Material for this task »
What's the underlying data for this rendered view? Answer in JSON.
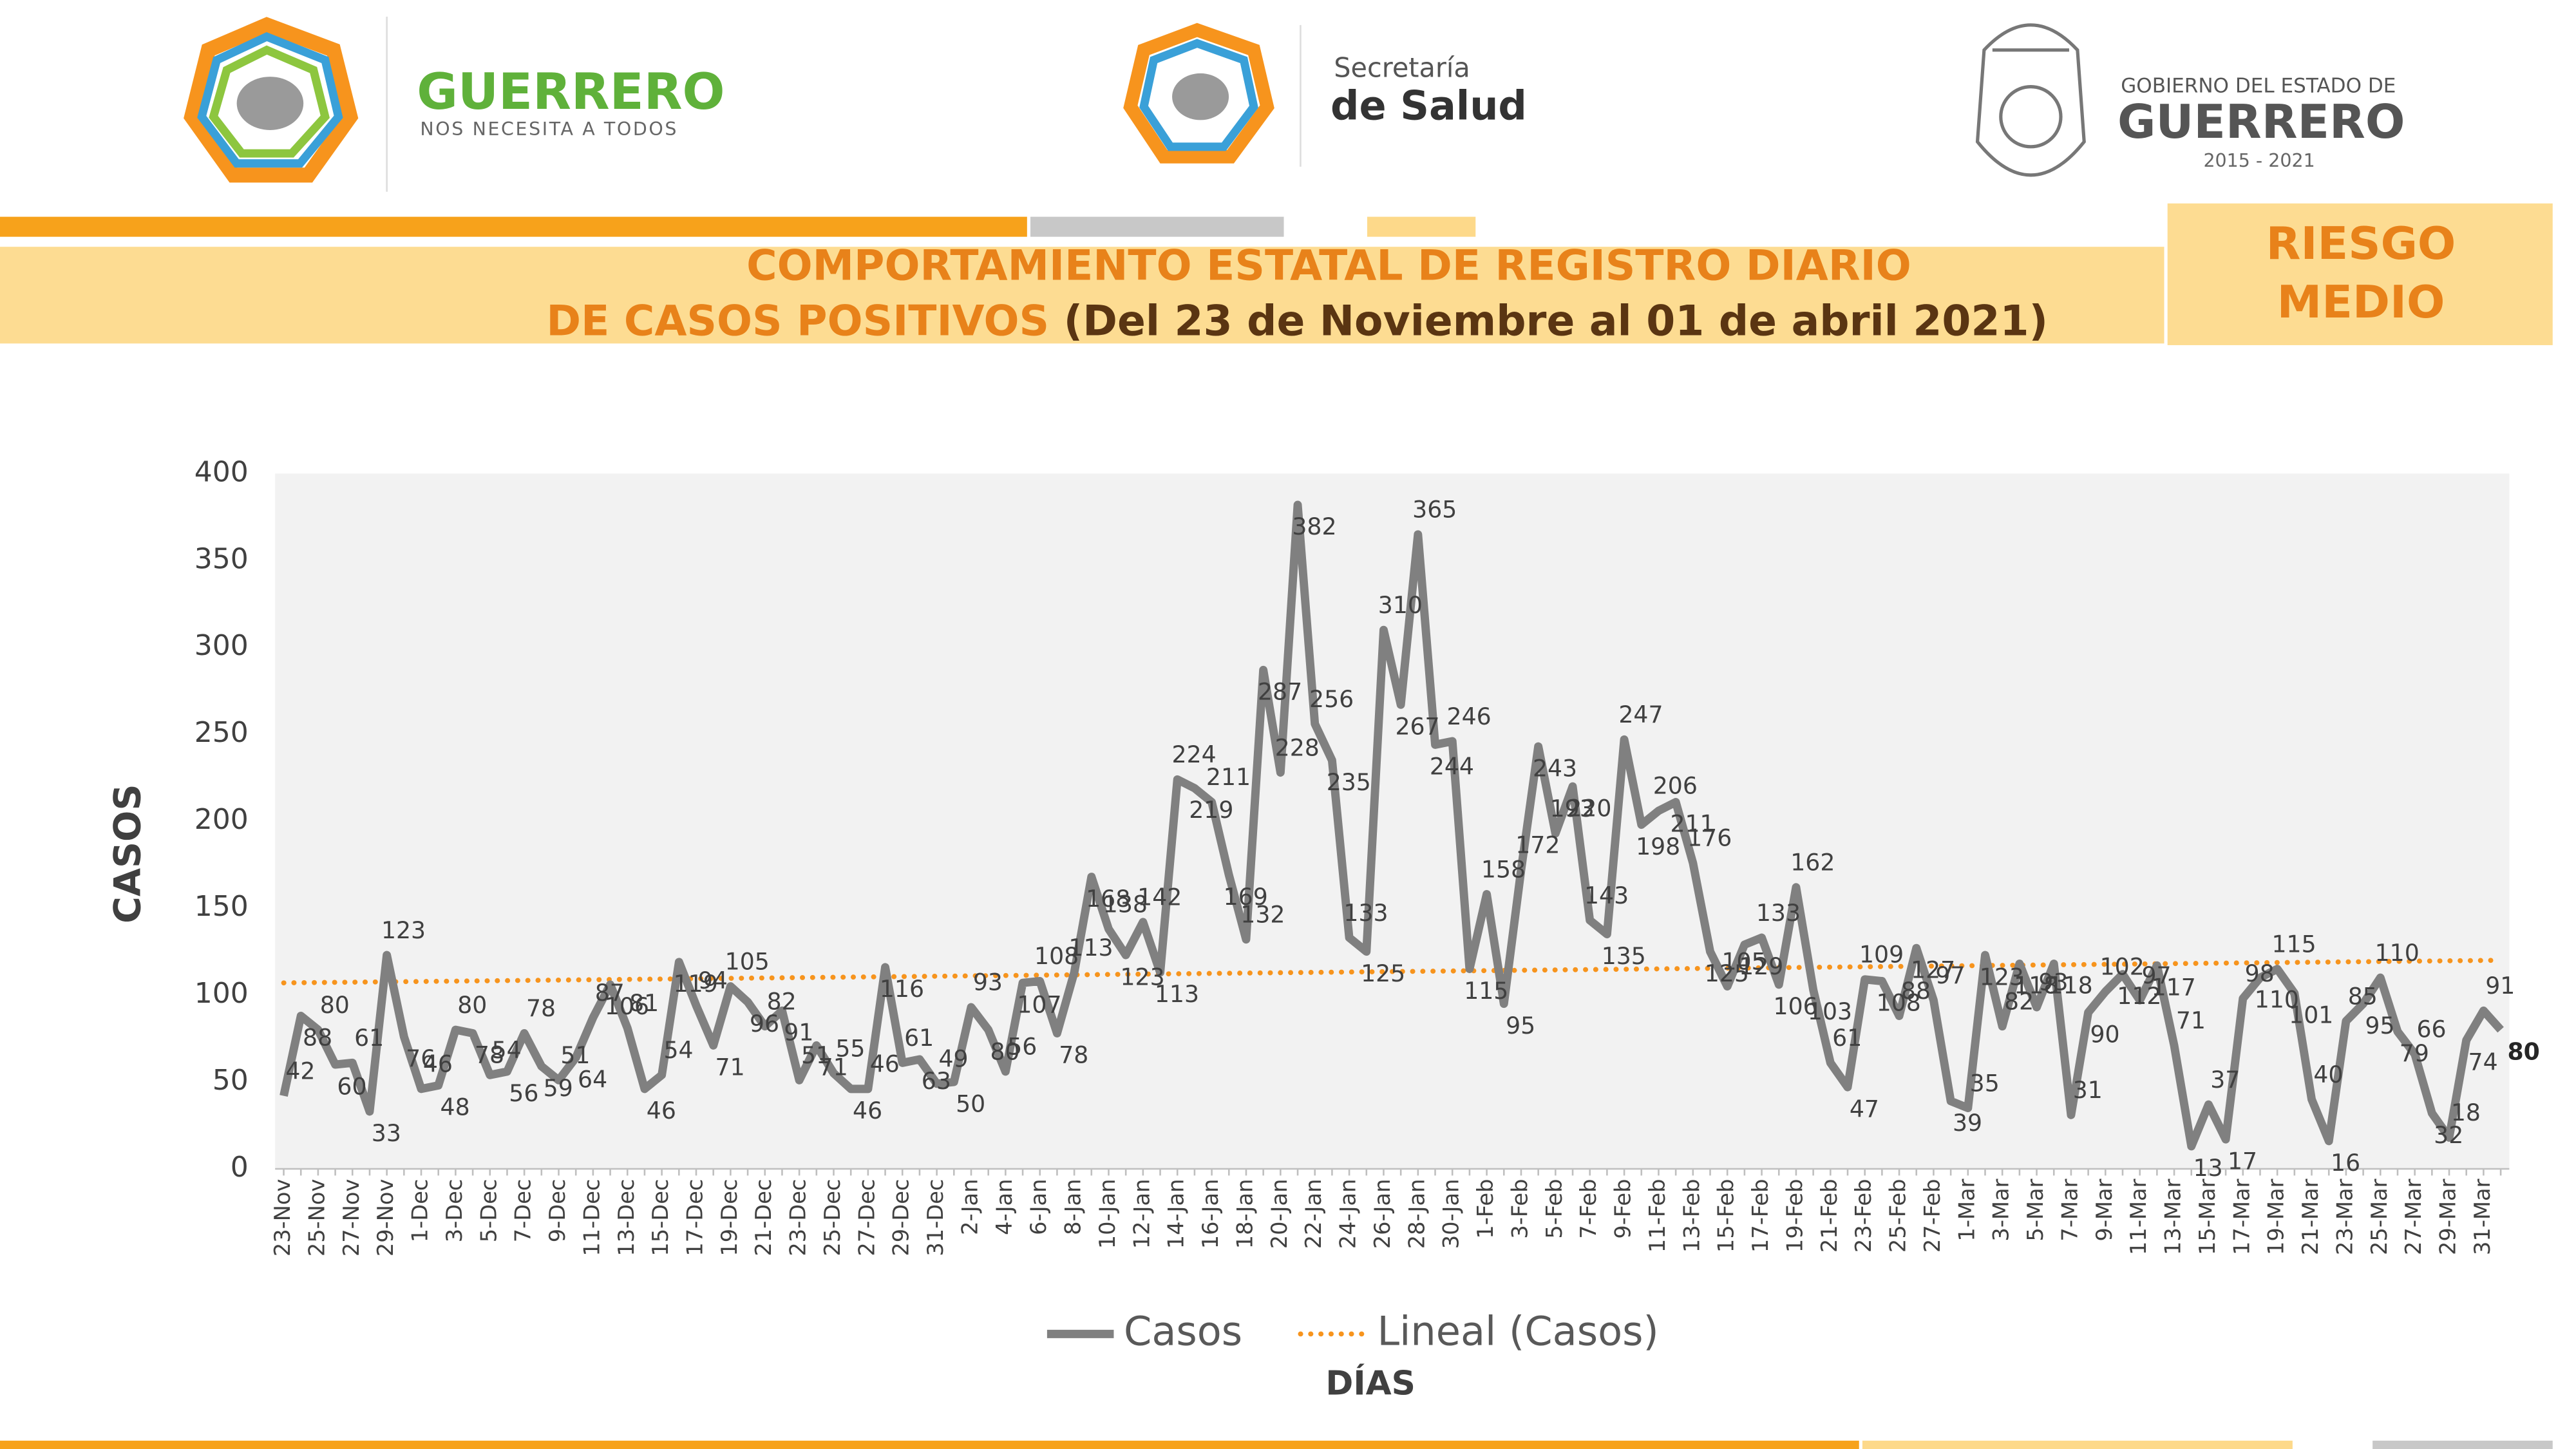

--

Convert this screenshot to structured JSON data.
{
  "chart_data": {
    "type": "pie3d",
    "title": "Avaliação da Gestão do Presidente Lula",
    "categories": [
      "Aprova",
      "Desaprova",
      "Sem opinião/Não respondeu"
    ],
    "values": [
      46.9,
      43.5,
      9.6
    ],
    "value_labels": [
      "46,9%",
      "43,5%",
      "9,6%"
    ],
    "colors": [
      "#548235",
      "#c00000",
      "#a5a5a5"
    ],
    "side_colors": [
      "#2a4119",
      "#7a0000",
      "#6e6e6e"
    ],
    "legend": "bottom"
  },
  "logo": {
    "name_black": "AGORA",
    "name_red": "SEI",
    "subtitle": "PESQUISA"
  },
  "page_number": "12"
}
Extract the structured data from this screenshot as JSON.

What the exercise asks » Reproduce the lines exactly, from the line that contains "Convert this screenshot" through the line that contains "Extract the structured", and nothing more.

Problem solution »
Convert this screenshot to structured JSON data.
{
  "chart_data": {
    "type": "pie3d",
    "title": "Avaliação da Gestão do Presidente Lula",
    "categories": [
      "Aprova",
      "Desaprova",
      "Sem opinião/Não respondeu"
    ],
    "values": [
      46.9,
      43.5,
      9.6
    ],
    "value_labels": [
      "46,9%",
      "43,5%",
      "9,6%"
    ],
    "colors": [
      "#548235",
      "#c00000",
      "#a5a5a5"
    ],
    "side_colors": [
      "#2a4119",
      "#7a0000",
      "#6e6e6e"
    ],
    "legend": "bottom"
  },
  "logo": {
    "name_black": "AGORA",
    "name_red": "SEI",
    "subtitle": "PESQUISA"
  },
  "page_number": "12"
}
Extract the structured data from this screenshot as JSON.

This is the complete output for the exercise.